**WHAT TO WORK ON:** Write out the following lines verbatim, beginning with the line containing "annotation: 5005 — [911, 680, 950, 701]" and continuing through the line containing "candlestick — [246, 104, 250, 163]".

**RECORDS FOR THIS EXERCISE:**
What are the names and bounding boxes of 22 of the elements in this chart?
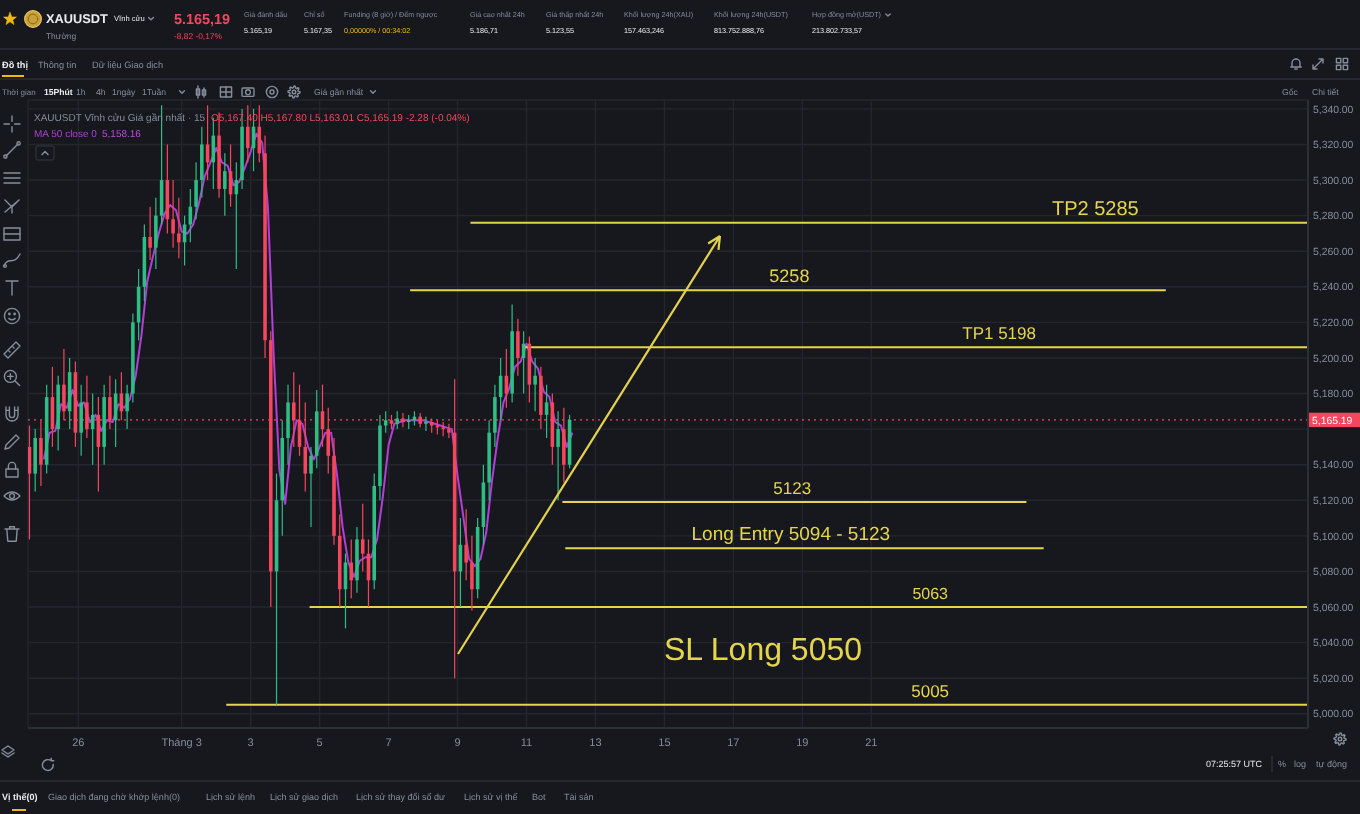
annotation: 5005 — [911, 680, 950, 701]
candlestick — [533, 357, 537, 412]
candlestick — [516, 318, 520, 377]
candlestick — [223, 152, 227, 217]
annotation: 5258 — [769, 266, 810, 287]
candlestick — [556, 410, 560, 501]
candlestick — [33, 428, 37, 492]
candlestick — [355, 526, 359, 594]
annotation: TP1 5198 — [962, 323, 1037, 344]
candlestick — [349, 538, 354, 599]
candlestick — [79, 384, 83, 457]
candlestick — [108, 375, 112, 430]
annotation: 5063 — [912, 585, 950, 604]
candlestick — [424, 416, 428, 432]
annotation: Long Entry 5094 - 5123 — [691, 524, 891, 547]
candlestick — [246, 104, 250, 163]
candlestick — [56, 375, 60, 452]
annotation: 5123 — [773, 478, 812, 499]
annotation: SL Long 5050 — [663, 634, 863, 668]
candlestick — [148, 206, 152, 261]
annotation: TP2 5285 — [1052, 198, 1140, 221]
candlestick — [28, 424, 32, 541]
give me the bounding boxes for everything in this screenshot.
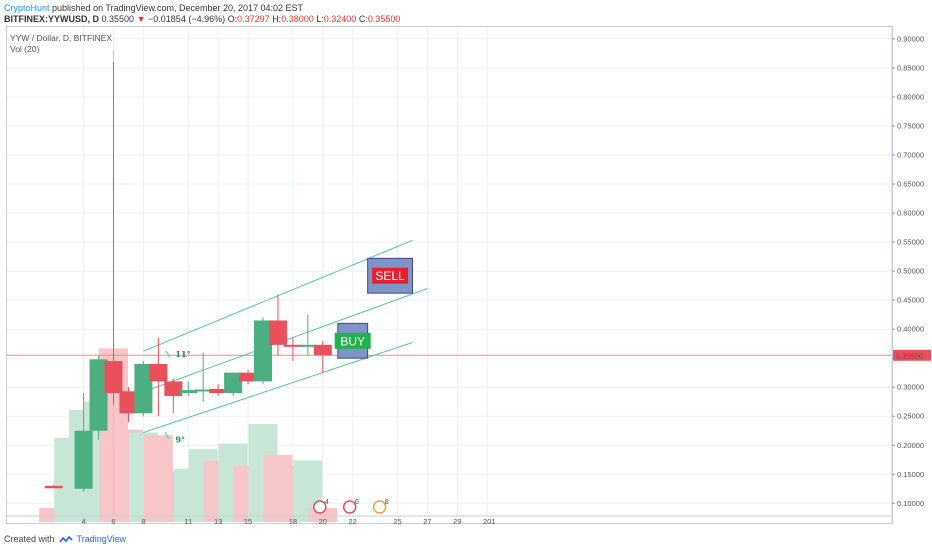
- event-marker-icon: [342, 500, 357, 514]
- event-count: 8: [385, 497, 389, 506]
- y-tick-label: 0.60000: [897, 209, 924, 218]
- candle-body: [134, 363, 153, 414]
- tradingview-logo-icon: [58, 535, 73, 542]
- y-tick-label: 0.15000: [897, 470, 924, 479]
- down-arrow-icon: ▼: [136, 14, 146, 24]
- angle-arc-lower: [164, 432, 170, 439]
- event-count: 4: [325, 497, 329, 506]
- candle-body: [209, 388, 228, 394]
- angle-arc-upper: [165, 350, 170, 358]
- x-tick-label: 20: [319, 517, 327, 526]
- buy-label: BUY: [340, 334, 365, 348]
- candle-body: [104, 361, 123, 394]
- candle-body: [179, 390, 198, 394]
- low-value: 0.32400: [323, 14, 357, 24]
- y-tick-label: 0.50000: [897, 267, 924, 276]
- y-tick-label: 0.90000: [897, 34, 924, 43]
- y-tick-label: 0.10000: [897, 499, 924, 508]
- event-count: 6: [355, 497, 359, 506]
- symbol-name: BITFINEX:YYWUSD, D: [4, 14, 100, 24]
- close-label: C:: [358, 14, 368, 24]
- price-change: −0.01854 (−4.96%): [148, 14, 226, 24]
- x-tick-label: 18: [289, 517, 297, 526]
- x-tick-label: 22: [349, 517, 357, 526]
- sell-label-bg: [372, 267, 409, 284]
- candle-body: [44, 485, 63, 489]
- x-tick-label: 6: [111, 517, 115, 526]
- y-tick-label: 0.30000: [897, 383, 924, 392]
- publish-info: CryptoHunt published on TradingView.com,…: [4, 3, 303, 13]
- y-tick-label: 0.75000: [897, 121, 924, 130]
- price-tag-bg: [893, 349, 931, 361]
- y-tick-label: 0.45000: [897, 296, 924, 305]
- x-tick-label: 8: [141, 517, 145, 526]
- x-tick-label: 15: [244, 517, 252, 526]
- x-tick-label: 13: [214, 517, 222, 526]
- last-price: 0.35500: [101, 14, 135, 24]
- legend-symbol: YYW / Dollar, D, BITFINEX: [10, 33, 113, 43]
- candle-body: [313, 344, 332, 356]
- legend-volume: Vol (20): [10, 44, 40, 54]
- high-value: 0.38000: [281, 14, 314, 24]
- y-tick-label: 0.55000: [897, 238, 924, 247]
- y-tick-label: 0.40000: [897, 325, 924, 334]
- open-value: 0.37297: [237, 14, 270, 24]
- candle-body: [149, 363, 168, 382]
- y-tick-label: 0.85000: [897, 63, 924, 72]
- candle-body: [254, 320, 272, 382]
- event-marker-icon: [372, 500, 387, 514]
- candle-body: [268, 320, 287, 345]
- x-tick-label: 27: [423, 517, 431, 526]
- published-text: published on TradingView.com, December 2…: [49, 3, 304, 13]
- buy-label-bg: [334, 332, 371, 349]
- candle-body: [298, 344, 317, 347]
- candle-body: [74, 430, 93, 489]
- candle-body: [239, 372, 258, 382]
- y-tick-label: 0.20000: [897, 441, 924, 450]
- angle-label-lower: 9°: [175, 434, 185, 444]
- candle-body: [164, 381, 183, 396]
- y-tick-label: 0.25000: [897, 412, 924, 421]
- x-tick-label: 11: [184, 517, 192, 526]
- x-tick-label: 25: [393, 517, 401, 526]
- ohlc-header: BITFINEX:YYWUSD, D 0.35500 ▼ −0.01854 (−…: [4, 14, 400, 24]
- y-tick-label: 0.65000: [897, 180, 924, 189]
- low-label: L:: [316, 14, 324, 24]
- created-with-text: Created with: [4, 534, 55, 544]
- x-tick-label: 4: [82, 517, 86, 526]
- price-tag-label: 0.35500: [896, 351, 923, 360]
- event-marker-icon: [313, 500, 327, 514]
- candle-body: [224, 372, 243, 394]
- angle-label-upper: 11°: [175, 349, 190, 359]
- x-tick-label: 29: [453, 517, 461, 526]
- author-link[interactable]: CryptoHunt: [4, 3, 50, 13]
- y-tick-label: 0.70000: [897, 151, 924, 160]
- x-tick-label: 201: [483, 517, 496, 526]
- close-value: 0.35500: [367, 14, 401, 24]
- footer: Created with TradingView: [4, 534, 126, 544]
- high-label: H:: [272, 14, 282, 24]
- candle-body: [283, 344, 302, 347]
- candle-body: [119, 391, 138, 414]
- candle-body: [89, 359, 108, 431]
- tradingview-brand[interactable]: TradingView: [76, 534, 127, 544]
- open-label: O:: [227, 14, 238, 24]
- y-tick-label: 0.80000: [897, 92, 924, 101]
- sell-label: SELL: [375, 269, 405, 283]
- chart-legend: YYW / Dollar, D, BITFINEX Vol (20): [10, 33, 112, 55]
- candle-body: [194, 389, 213, 392]
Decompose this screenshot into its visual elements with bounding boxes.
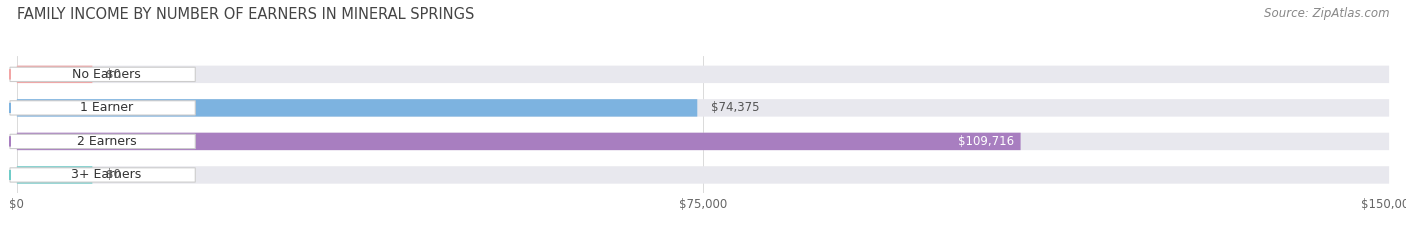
Text: 3+ Earners: 3+ Earners <box>72 168 142 182</box>
FancyBboxPatch shape <box>17 66 93 83</box>
FancyBboxPatch shape <box>10 67 195 82</box>
FancyBboxPatch shape <box>17 133 1021 150</box>
FancyBboxPatch shape <box>10 168 195 182</box>
FancyBboxPatch shape <box>17 166 1389 184</box>
FancyBboxPatch shape <box>17 133 1389 150</box>
FancyBboxPatch shape <box>10 101 195 115</box>
FancyBboxPatch shape <box>10 134 195 149</box>
FancyBboxPatch shape <box>17 66 1389 83</box>
FancyBboxPatch shape <box>17 99 1389 116</box>
FancyBboxPatch shape <box>17 99 697 116</box>
Text: 2 Earners: 2 Earners <box>76 135 136 148</box>
Text: $0: $0 <box>105 68 121 81</box>
Text: $0: $0 <box>105 168 121 182</box>
Text: No Earners: No Earners <box>72 68 141 81</box>
Text: $74,375: $74,375 <box>711 101 759 114</box>
FancyBboxPatch shape <box>17 166 93 184</box>
Text: Source: ZipAtlas.com: Source: ZipAtlas.com <box>1264 7 1389 20</box>
Text: $109,716: $109,716 <box>957 135 1014 148</box>
Text: FAMILY INCOME BY NUMBER OF EARNERS IN MINERAL SPRINGS: FAMILY INCOME BY NUMBER OF EARNERS IN MI… <box>17 7 474 22</box>
Text: 1 Earner: 1 Earner <box>80 101 134 114</box>
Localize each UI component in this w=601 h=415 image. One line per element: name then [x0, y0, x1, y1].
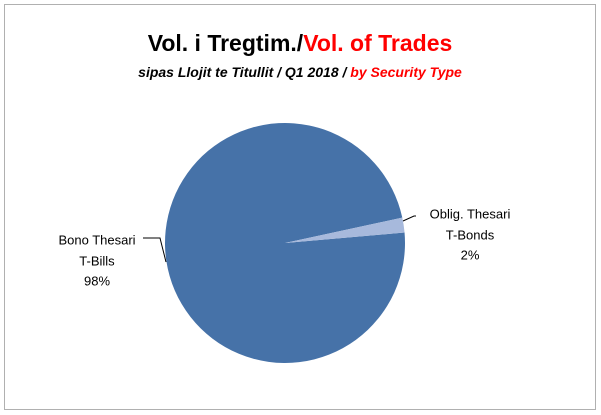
- subtitle-en: by Security Type: [350, 64, 462, 80]
- leader-line: [143, 237, 167, 263]
- leader-line: [402, 215, 416, 222]
- data-label-value: 98%: [84, 273, 110, 288]
- data-label-category-en: T-Bills: [79, 253, 115, 268]
- chart-subtitle: sipas Llojit te Titullit / Q1 2018 / by …: [138, 64, 462, 80]
- data-label-category: Oblig. Thesari: [430, 206, 511, 221]
- data-label-category: Bono Thesari: [58, 232, 135, 247]
- subtitle-al: sipas Llojit te Titullit / Q1 2018 /: [138, 64, 350, 80]
- title-al: Vol. i Tregtim./: [148, 30, 304, 56]
- title-en: Vol. of Trades: [303, 30, 452, 56]
- chart-title: Vol. i Tregtim./Vol. of Trades: [148, 30, 453, 56]
- data-label-category-en: T-Bonds: [446, 227, 495, 242]
- data-label-value: 2%: [461, 247, 480, 262]
- pie-slice: [285, 217, 405, 243]
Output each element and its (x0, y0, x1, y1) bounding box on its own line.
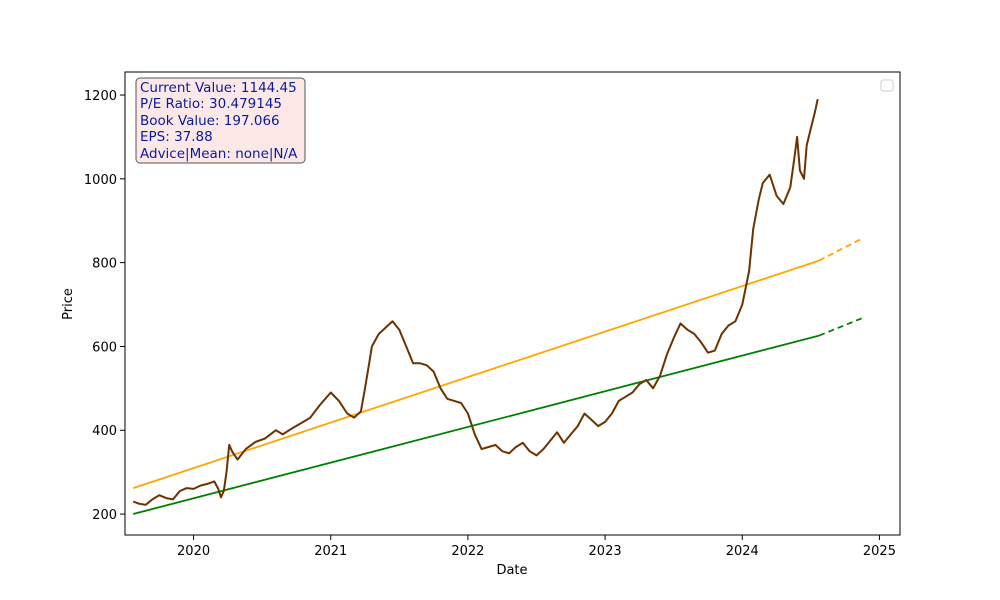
x-axis-title: Date (496, 563, 527, 578)
series-line-price (132, 98, 819, 506)
x-tick-label: 2022 (451, 544, 484, 559)
info-box-background (135, 77, 306, 164)
x-tick-label: 2024 (726, 544, 759, 559)
series-line-lower (132, 334, 820, 515)
y-tick-label: 800 (92, 257, 117, 272)
series-line-upper (132, 259, 820, 489)
series-line-lower-projection (818, 317, 862, 337)
info-box: Current Value: 1144.45 P/E Ratio: 30.479… (135, 77, 306, 164)
info-pe-ratio: P/E Ratio: 30.479145 (140, 96, 282, 112)
info-book-value: Book Value: 197.066 (140, 113, 280, 129)
y-tick-label: 1200 (84, 89, 117, 104)
x-tick-label: 2023 (589, 544, 622, 559)
y-axis: 200 400 600 800 1000 1200 (84, 89, 125, 523)
plot-frame (124, 71, 901, 536)
y-tick-label: 200 (92, 508, 117, 523)
info-advice: Advice|Mean: none|N/A (140, 146, 298, 162)
y-tick-label: 1000 (84, 173, 117, 188)
x-tick-label: 2020 (177, 544, 210, 559)
y-tick-label: 400 (92, 424, 117, 439)
x-tick-label: 2021 (314, 544, 347, 559)
series-line-upper-projection (818, 237, 863, 262)
y-tick-label: 600 (92, 340, 117, 355)
legend-box (880, 79, 894, 92)
info-current-value: Current Value: 1144.45 (140, 80, 297, 96)
y-axis-title: Price (61, 288, 76, 320)
x-axis: 2020 2021 2022 2023 2024 2025 (177, 535, 896, 559)
series-layer (132, 98, 863, 515)
info-eps: EPS: 37.88 (140, 129, 213, 145)
x-tick-label: 2025 (863, 544, 896, 559)
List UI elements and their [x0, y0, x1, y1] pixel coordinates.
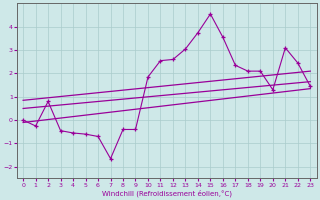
X-axis label: Windchill (Refroidissement éolien,°C): Windchill (Refroidissement éolien,°C) — [102, 189, 232, 197]
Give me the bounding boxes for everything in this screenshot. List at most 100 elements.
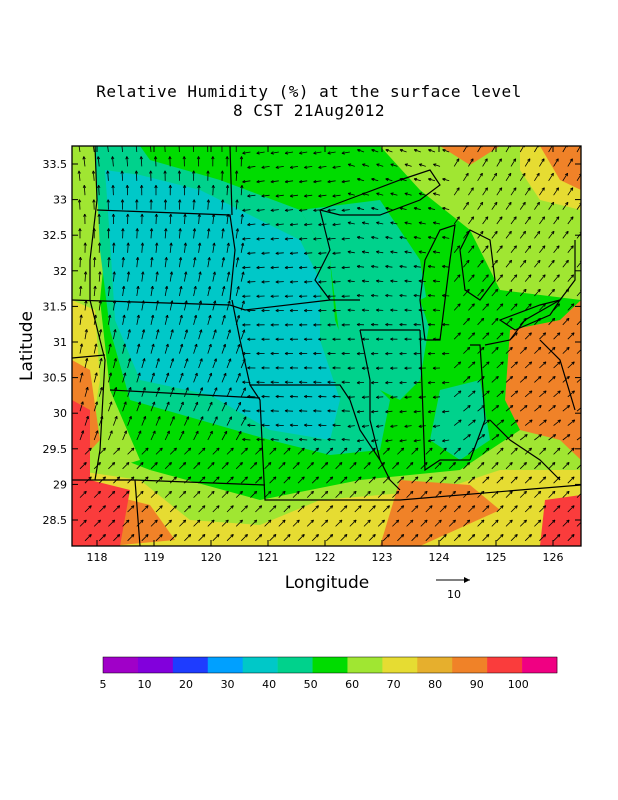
wind-vector-head: [184, 300, 188, 304]
wind-vector-head: [442, 206, 446, 211]
wind-vector: [413, 439, 421, 442]
wind-vector: [363, 462, 371, 470]
colorbar-label: 100: [508, 678, 529, 691]
wind-vector: [79, 462, 87, 470]
wind-vector: [264, 462, 272, 470]
wind-vector: [477, 490, 485, 498]
wind-vector-head: [185, 416, 190, 420]
wind-vector-head: [239, 490, 243, 495]
wind-vector: [304, 166, 313, 169]
wind-vector-head: [299, 323, 303, 327]
wind-vector-head: [438, 490, 442, 495]
wind-vector-head: [443, 505, 447, 509]
wind-vector-head: [586, 448, 589, 451]
wind-vector-head: [141, 271, 145, 275]
wind-vector-head: [432, 250, 437, 254]
wind-vector-head: [168, 185, 172, 189]
wind-vector: [477, 519, 485, 527]
wind-vector: [304, 223, 313, 226]
wind-vector-head: [390, 337, 394, 341]
wind-vector-head: [284, 380, 288, 384]
wind-vector-head: [471, 332, 476, 336]
wind-vector-head: [123, 372, 127, 376]
wind-vector: [428, 178, 436, 182]
wind-vector-head: [480, 490, 485, 495]
wind-vector: [226, 387, 232, 397]
wind-vector: [428, 149, 436, 153]
wind-vector-head: [111, 490, 116, 495]
wind-vector-head: [357, 177, 361, 182]
wind-vector-head: [178, 257, 183, 261]
wind-vector-head: [386, 505, 390, 509]
wind-vector: [122, 372, 126, 383]
wind-vector-head: [242, 151, 246, 155]
lake-huron-outline: [459, 229, 496, 301]
wind-vector-head: [159, 505, 163, 509]
wind-vector: [510, 187, 517, 196]
wind-vector-head: [481, 434, 486, 438]
wind-vector-head: [83, 490, 87, 495]
wind-vector-head: [372, 505, 376, 509]
wind-vector-head: [140, 185, 144, 189]
wind-vector-head: [495, 519, 499, 524]
boundary-line: [419, 329, 470, 472]
boundary-line: [250, 384, 401, 491]
wind-vector: [411, 534, 419, 542]
wind-vector-head: [256, 380, 260, 384]
reference-vector: 10: [436, 577, 470, 601]
wind-vector-head: [244, 505, 248, 509]
wind-vector: [576, 521, 581, 527]
wind-vector-head: [289, 222, 294, 227]
wind-vector: [235, 315, 240, 325]
wind-vector: [468, 187, 474, 196]
wind-vector: [427, 294, 436, 297]
wind-vector: [93, 286, 96, 297]
wind-vector: [269, 505, 277, 513]
wind-vector-head: [429, 476, 433, 480]
wind-vector: [84, 300, 87, 311]
wind-vector-head: [157, 416, 161, 420]
wind-vector-head: [222, 286, 226, 290]
wind-vector-head: [287, 447, 291, 452]
wind-vector: [448, 519, 456, 527]
colorbar-swatch: [103, 657, 139, 673]
wind-vector: [567, 158, 573, 167]
wind-vector-head: [327, 179, 331, 184]
wind-vector-head: [230, 476, 234, 480]
wind-vector-head: [125, 519, 130, 524]
wind-vector-head: [92, 199, 96, 203]
wind-vector-head: [296, 490, 300, 495]
wind-vector-head: [457, 505, 461, 509]
wind-vector: [553, 419, 561, 426]
wind-vector: [299, 151, 308, 154]
wind-vector-head: [514, 447, 518, 452]
wind-vector-head: [270, 294, 274, 298]
wind-vector: [79, 401, 84, 412]
wind-vector: [482, 274, 489, 282]
wind-vector-head: [304, 366, 308, 370]
wind-vector-head: [111, 213, 116, 217]
wind-vector: [453, 187, 460, 196]
wind-vector: [505, 317, 513, 326]
wind-vector: [463, 376, 471, 383]
wind-vector-head: [187, 447, 192, 452]
wind-vector: [113, 329, 116, 340]
wind-vector-head: [282, 519, 286, 524]
wind-vector-head: [371, 148, 375, 153]
wind-vector: [576, 203, 581, 210]
wind-vector: [198, 447, 206, 455]
wind-vector-head: [128, 415, 132, 420]
wind-vector-head: [485, 447, 490, 452]
wind-vector-head: [116, 505, 121, 509]
wind-vector: [169, 358, 174, 369]
wind-vector: [477, 259, 484, 268]
wind-vector: [284, 438, 294, 441]
wind-vector: [496, 419, 505, 426]
wind-vector: [432, 396, 441, 398]
wind-vector-head: [341, 179, 345, 184]
wind-vector-head: [509, 490, 513, 495]
wind-vector-head: [466, 490, 471, 495]
wind-vector-head: [154, 185, 158, 189]
wind-vector-head: [428, 177, 432, 182]
wind-vector: [362, 163, 370, 167]
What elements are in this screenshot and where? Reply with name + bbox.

**COMPLETE RESPONSE:**
annotation: 5005 — [911, 680, 950, 701]
candlestick — [533, 357, 537, 412]
candlestick — [516, 318, 520, 377]
candlestick — [223, 152, 227, 217]
annotation: 5258 — [769, 266, 810, 287]
candlestick — [556, 410, 560, 501]
candlestick — [33, 428, 37, 492]
candlestick — [355, 526, 359, 594]
annotation: TP1 5198 — [962, 323, 1037, 344]
candlestick — [349, 538, 354, 599]
candlestick — [79, 384, 83, 457]
candlestick — [108, 375, 112, 430]
annotation: 5063 — [912, 585, 950, 604]
candlestick — [424, 416, 428, 432]
annotation: Long Entry 5094 - 5123 — [691, 524, 891, 547]
candlestick — [246, 104, 250, 163]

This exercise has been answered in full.